**EXERCISE OBJECTIVE:**
Copy the material below, swapping every "bounding box" for "enclosing rectangle" and changing nothing else. Leave the pictures out of your copy.

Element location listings

┌────────

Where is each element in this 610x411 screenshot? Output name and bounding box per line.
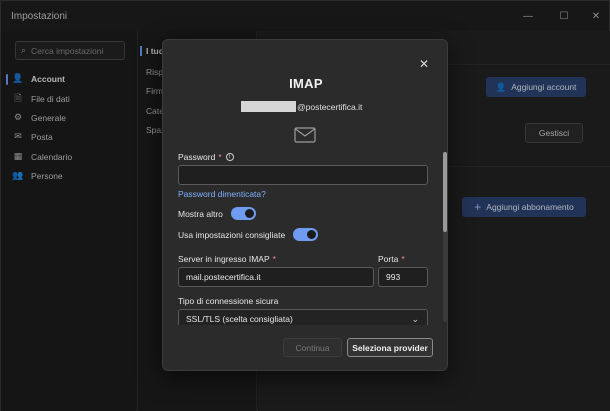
email-domain: @postecertifica.it: [297, 101, 363, 112]
recommended-settings-toggle[interactable]: [293, 228, 319, 241]
continue-button[interactable]: Continua: [283, 338, 342, 357]
password-label-text: Password: [178, 152, 216, 162]
envelope-icon: [294, 127, 316, 143]
recommended-settings-row: Usa impostazioni consigliate: [178, 228, 319, 241]
chevron-down-icon: ⌄: [411, 314, 419, 324]
imap-dialog: ✕ IMAP @postecertifica.it Password * i P…: [162, 39, 448, 371]
password-label: Password * i: [178, 152, 234, 162]
forgot-password-link[interactable]: Password dimenticata?: [178, 189, 266, 199]
scroll-thumb[interactable]: [443, 152, 447, 232]
redacted-email-name: [241, 101, 296, 112]
port-label-text: Porta: [378, 254, 399, 264]
security-type-value: SSL/TLS (scelta consigliata): [186, 314, 293, 324]
toggle-knob: [307, 230, 317, 239]
incoming-server-input[interactable]: mail.postecertifica.it: [178, 267, 374, 287]
dialog-form: Password * i Password dimenticata? Mostr…: [163, 150, 447, 325]
incoming-server-label: Server in ingresso IMAP *: [178, 254, 276, 264]
port-input[interactable]: 993: [378, 267, 428, 287]
security-type-label: Tipo di connessione sicura: [178, 296, 278, 306]
close-icon[interactable]: ✕: [417, 57, 431, 71]
required-mark: *: [272, 254, 276, 264]
security-type-label-text: Tipo di connessione sicura: [178, 296, 279, 306]
account-email: @postecertifica.it: [241, 101, 362, 112]
select-provider-button[interactable]: Seleziona provider: [347, 338, 433, 357]
show-more-label: Mostra altro: [178, 208, 223, 219]
info-icon[interactable]: i: [225, 153, 234, 161]
incoming-server-label-text: Server in ingresso IMAP: [178, 254, 270, 264]
port-label: Porta *: [378, 254, 405, 264]
toggle-knob: [244, 209, 254, 218]
dialog-title: IMAP: [289, 76, 323, 91]
dialog-scrollbar[interactable]: [443, 152, 447, 322]
password-field[interactable]: [178, 165, 428, 185]
recommended-settings-label: Usa impostazioni consigliate: [178, 229, 286, 240]
required-mark: *: [401, 254, 405, 264]
security-type-select[interactable]: SSL/TLS (scelta consigliata) ⌄: [178, 309, 428, 325]
show-more-row: Mostra altro: [178, 207, 256, 220]
dialog-footer: Continua Seleziona provider: [163, 326, 447, 370]
show-more-toggle[interactable]: [230, 207, 256, 220]
required-mark: *: [218, 152, 222, 162]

└────────

**THE COMPLETED TASK:**
Where is each element in this 610x411 screenshot? Output name and enclosing rectangle per line.
email-domain: @postecertifica.it: [297, 101, 363, 112]
recommended-settings-toggle[interactable]: [293, 228, 319, 241]
continue-button[interactable]: Continua: [283, 338, 342, 357]
password-label-text: Password: [178, 152, 216, 162]
envelope-icon: [294, 127, 316, 143]
recommended-settings-row: Usa impostazioni consigliate: [178, 228, 319, 241]
chevron-down-icon: ⌄: [411, 314, 419, 324]
imap-dialog: ✕ IMAP @postecertifica.it Password * i P…: [162, 39, 448, 371]
password-label: Password * i: [178, 152, 234, 162]
forgot-password-link[interactable]: Password dimenticata?: [178, 189, 266, 199]
scroll-thumb[interactable]: [443, 152, 447, 232]
redacted-email-name: [241, 101, 296, 112]
port-label-text: Porta: [378, 254, 399, 264]
security-type-value: SSL/TLS (scelta consigliata): [186, 314, 293, 324]
toggle-knob: [307, 230, 317, 239]
incoming-server-input[interactable]: mail.postecertifica.it: [178, 267, 374, 287]
dialog-form: Password * i Password dimenticata? Mostr…: [163, 150, 447, 325]
incoming-server-label: Server in ingresso IMAP *: [178, 254, 276, 264]
port-input[interactable]: 993: [378, 267, 428, 287]
security-type-label: Tipo di connessione sicura: [178, 296, 278, 306]
close-icon[interactable]: ✕: [417, 57, 431, 71]
required-mark: *: [272, 254, 276, 264]
security-type-label-text: Tipo di connessione sicura: [178, 296, 279, 306]
account-email: @postecertifica.it: [241, 101, 362, 112]
select-provider-button[interactable]: Seleziona provider: [347, 338, 433, 357]
show-more-label: Mostra altro: [178, 208, 223, 219]
info-icon[interactable]: i: [225, 153, 234, 161]
incoming-server-label-text: Server in ingresso IMAP: [178, 254, 270, 264]
port-label: Porta *: [378, 254, 405, 264]
toggle-knob: [244, 209, 254, 218]
dialog-title: IMAP: [289, 76, 323, 91]
dialog-scrollbar[interactable]: [443, 152, 447, 322]
password-field[interactable]: [178, 165, 428, 185]
recommended-settings-label: Usa impostazioni consigliate: [178, 229, 286, 240]
required-mark: *: [401, 254, 405, 264]
security-type-select[interactable]: SSL/TLS (scelta consigliata) ⌄: [178, 309, 428, 325]
show-more-row: Mostra altro: [178, 207, 256, 220]
dialog-footer: Continua Seleziona provider: [163, 326, 447, 370]
show-more-toggle[interactable]: [230, 207, 256, 220]
required-mark: *: [218, 152, 222, 162]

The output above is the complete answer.